MATERIAL PROVIDED.
>>>>>
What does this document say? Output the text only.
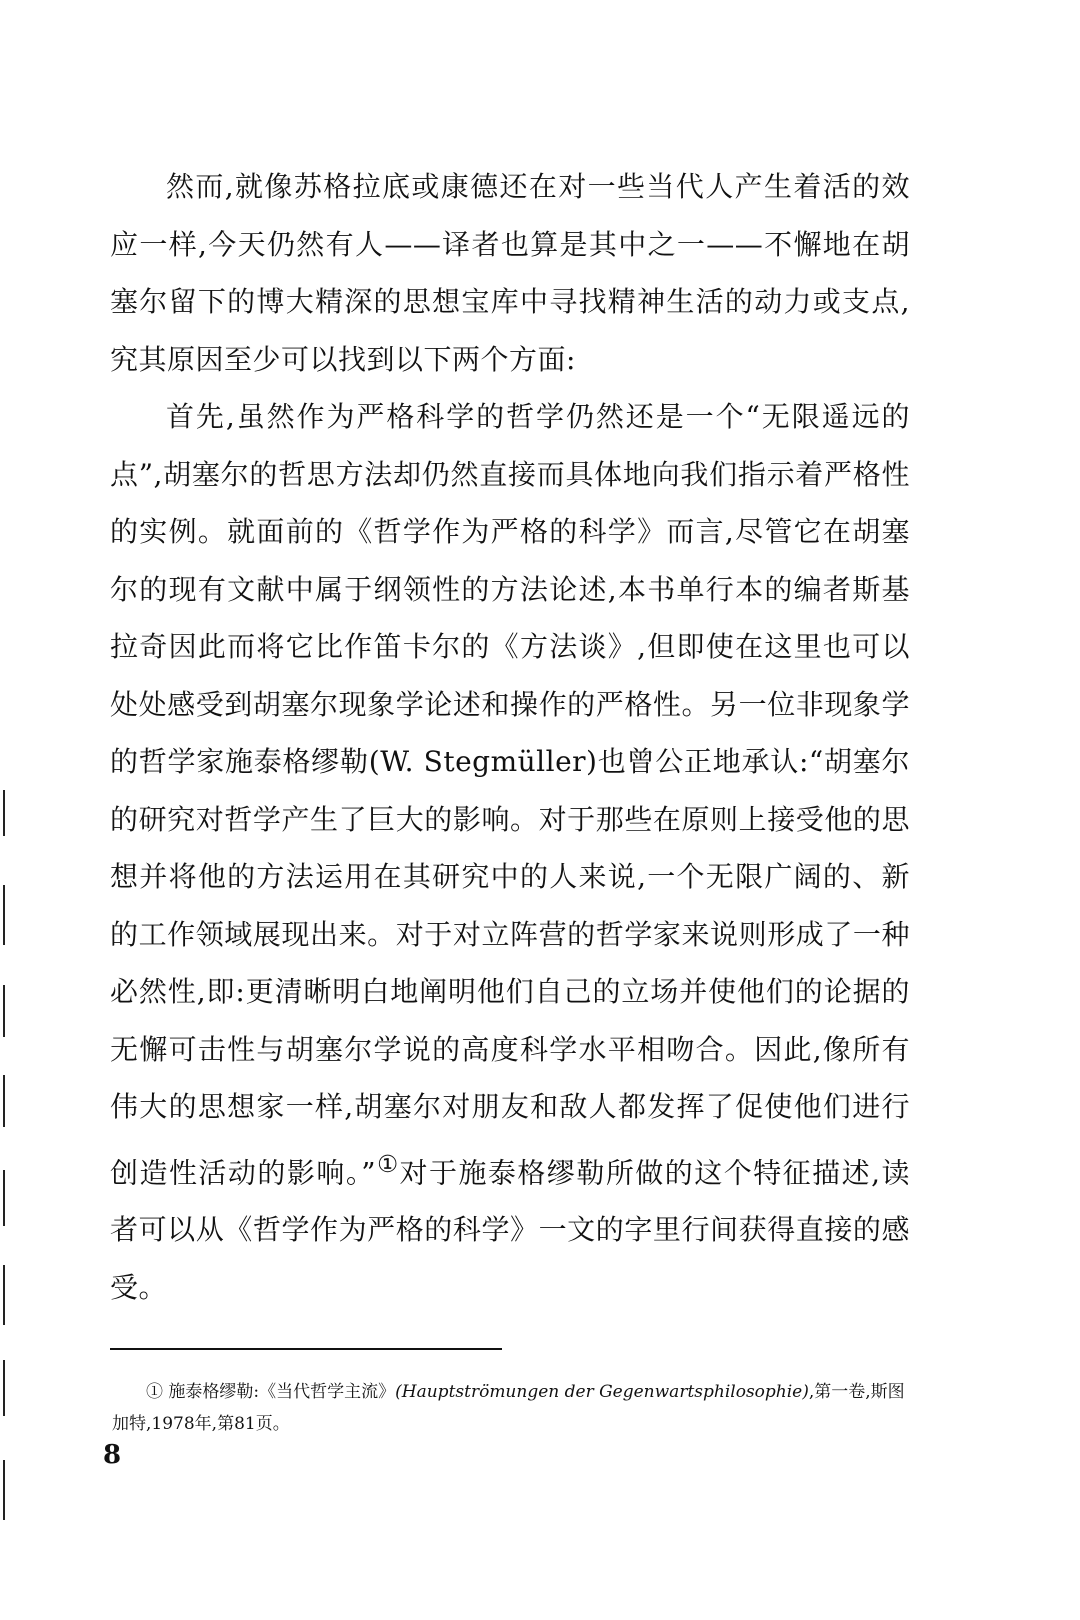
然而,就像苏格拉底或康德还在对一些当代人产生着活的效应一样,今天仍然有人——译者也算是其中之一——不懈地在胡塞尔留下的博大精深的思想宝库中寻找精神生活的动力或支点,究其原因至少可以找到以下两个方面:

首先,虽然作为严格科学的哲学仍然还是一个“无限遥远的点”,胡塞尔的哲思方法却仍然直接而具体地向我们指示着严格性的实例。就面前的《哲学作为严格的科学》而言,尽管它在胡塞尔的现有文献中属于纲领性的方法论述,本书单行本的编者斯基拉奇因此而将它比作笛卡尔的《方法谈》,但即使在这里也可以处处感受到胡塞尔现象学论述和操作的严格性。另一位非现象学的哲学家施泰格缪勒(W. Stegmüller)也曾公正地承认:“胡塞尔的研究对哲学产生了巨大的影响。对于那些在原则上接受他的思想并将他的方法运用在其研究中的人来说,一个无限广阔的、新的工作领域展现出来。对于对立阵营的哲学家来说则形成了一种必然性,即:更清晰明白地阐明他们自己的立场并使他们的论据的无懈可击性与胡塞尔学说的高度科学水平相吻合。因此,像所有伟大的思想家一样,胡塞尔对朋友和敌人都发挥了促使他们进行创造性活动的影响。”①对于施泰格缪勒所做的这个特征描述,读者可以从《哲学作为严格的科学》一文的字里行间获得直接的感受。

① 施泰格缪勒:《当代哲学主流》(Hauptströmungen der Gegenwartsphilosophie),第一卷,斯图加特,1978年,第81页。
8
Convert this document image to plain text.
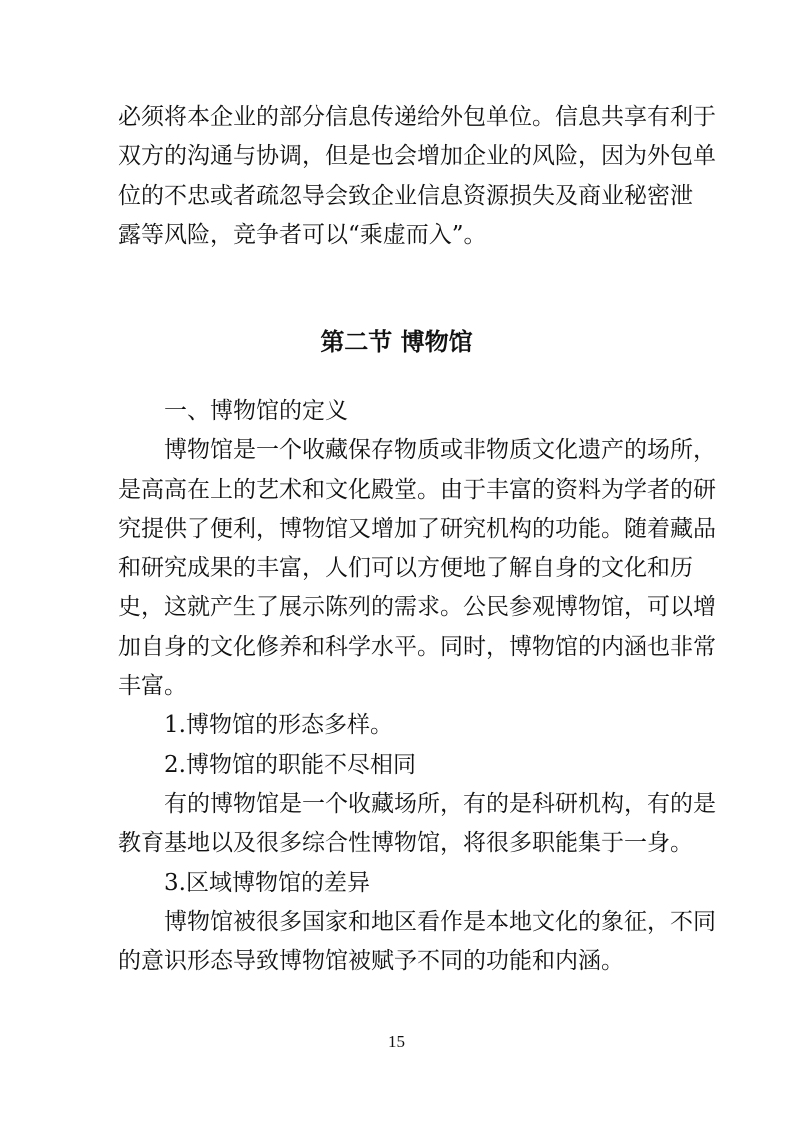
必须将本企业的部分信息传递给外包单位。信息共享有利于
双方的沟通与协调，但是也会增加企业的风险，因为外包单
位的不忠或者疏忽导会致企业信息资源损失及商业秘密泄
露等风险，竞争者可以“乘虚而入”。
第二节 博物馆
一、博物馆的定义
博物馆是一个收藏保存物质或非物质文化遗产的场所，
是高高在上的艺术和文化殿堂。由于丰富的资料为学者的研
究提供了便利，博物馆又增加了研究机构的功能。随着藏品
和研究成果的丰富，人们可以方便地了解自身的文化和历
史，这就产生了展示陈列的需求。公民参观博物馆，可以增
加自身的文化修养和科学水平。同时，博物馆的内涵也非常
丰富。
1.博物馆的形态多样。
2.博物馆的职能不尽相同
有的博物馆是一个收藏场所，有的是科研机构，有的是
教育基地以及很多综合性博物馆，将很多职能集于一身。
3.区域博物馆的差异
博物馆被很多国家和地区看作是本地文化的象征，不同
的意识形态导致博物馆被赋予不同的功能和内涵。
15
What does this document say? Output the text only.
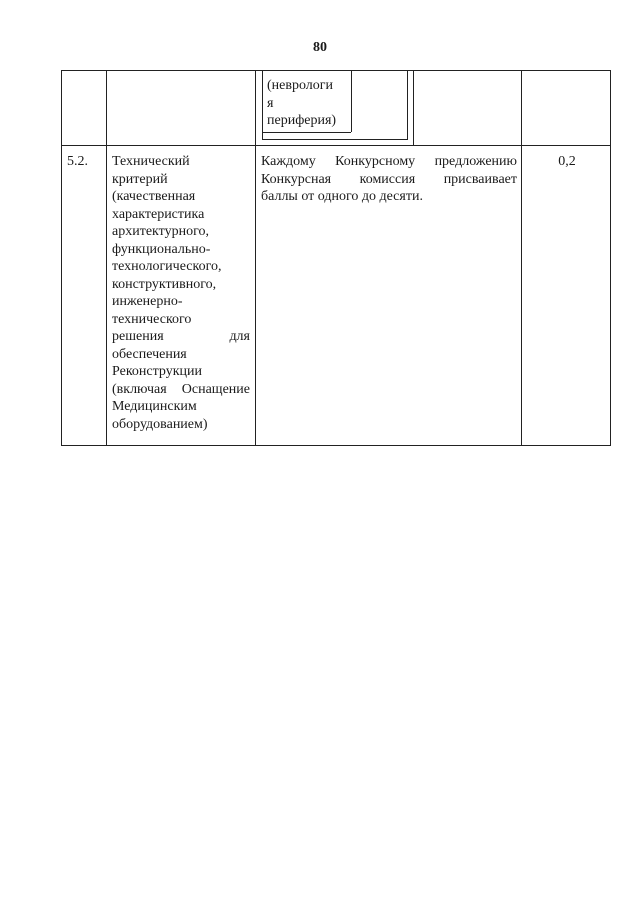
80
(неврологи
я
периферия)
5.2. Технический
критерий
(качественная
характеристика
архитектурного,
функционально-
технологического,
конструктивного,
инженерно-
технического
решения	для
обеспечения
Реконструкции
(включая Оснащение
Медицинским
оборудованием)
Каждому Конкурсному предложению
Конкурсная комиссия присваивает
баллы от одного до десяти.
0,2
<<<<<
WORK TO COMPLETE.
Repeat the material above in full and exactly, omitting the pictures.

WRITTEN SOLUTION.
What does this document say? Output the text only.
然而,就像苏格拉底或康德还在对一些当代人产生着活的效应一样,今天仍然有人——译者也算是其中之一——不懈地在胡塞尔留下的博大精深的思想宝库中寻找精神生活的动力或支点,究其原因至少可以找到以下两个方面:

首先,虽然作为严格科学的哲学仍然还是一个“无限遥远的点”,胡塞尔的哲思方法却仍然直接而具体地向我们指示着严格性的实例。就面前的《哲学作为严格的科学》而言,尽管它在胡塞尔的现有文献中属于纲领性的方法论述,本书单行本的编者斯基拉奇因此而将它比作笛卡尔的《方法谈》,但即使在这里也可以处处感受到胡塞尔现象学论述和操作的严格性。另一位非现象学的哲学家施泰格缪勒(W. Stegmüller)也曾公正地承认:“胡塞尔的研究对哲学产生了巨大的影响。对于那些在原则上接受他的思想并将他的方法运用在其研究中的人来说,一个无限广阔的、新的工作领域展现出来。对于对立阵营的哲学家来说则形成了一种必然性,即:更清晰明白地阐明他们自己的立场并使他们的论据的无懈可击性与胡塞尔学说的高度科学水平相吻合。因此,像所有伟大的思想家一样,胡塞尔对朋友和敌人都发挥了促使他们进行创造性活动的影响。”①对于施泰格缪勒所做的这个特征描述,读者可以从《哲学作为严格的科学》一文的字里行间获得直接的感受。

① 施泰格缪勒:《当代哲学主流》(Hauptströmungen der Gegenwartsphilosophie),第一卷,斯图加特,1978年,第81页。
8
Convert this document image to plain text.
必须将本企业的部分信息传递给外包单位。信息共享有利于
双方的沟通与协调，但是也会增加企业的风险，因为外包单
位的不忠或者疏忽导会致企业信息资源损失及商业秘密泄
露等风险，竞争者可以“乘虚而入”。
第二节 博物馆
一、博物馆的定义
博物馆是一个收藏保存物质或非物质文化遗产的场所，
是高高在上的艺术和文化殿堂。由于丰富的资料为学者的研
究提供了便利，博物馆又增加了研究机构的功能。随着藏品
和研究成果的丰富，人们可以方便地了解自身的文化和历
史，这就产生了展示陈列的需求。公民参观博物馆，可以增
加自身的文化修养和科学水平。同时，博物馆的内涵也非常
丰富。
1.博物馆的形态多样。
2.博物馆的职能不尽相同
有的博物馆是一个收藏场所，有的是科研机构，有的是
教育基地以及很多综合性博物馆，将很多职能集于一身。
3.区域博物馆的差异
博物馆被很多国家和地区看作是本地文化的象征，不同
的意识形态导致博物馆被赋予不同的功能和内涵。
15
What does this document say? Output the text only.
80
(неврологи
я
периферия)
5.2. Технический
критерий
(качественная
характеристика
архитектурного,
функционально-
технологического,
конструктивного,
инженерно-
технического
решения	для
обеспечения
Реконструкции
(включая Оснащение
Медицинским
оборудованием)
Каждому Конкурсному предложению
Конкурсная комиссия присваивает
баллы от одного до десяти.
0,2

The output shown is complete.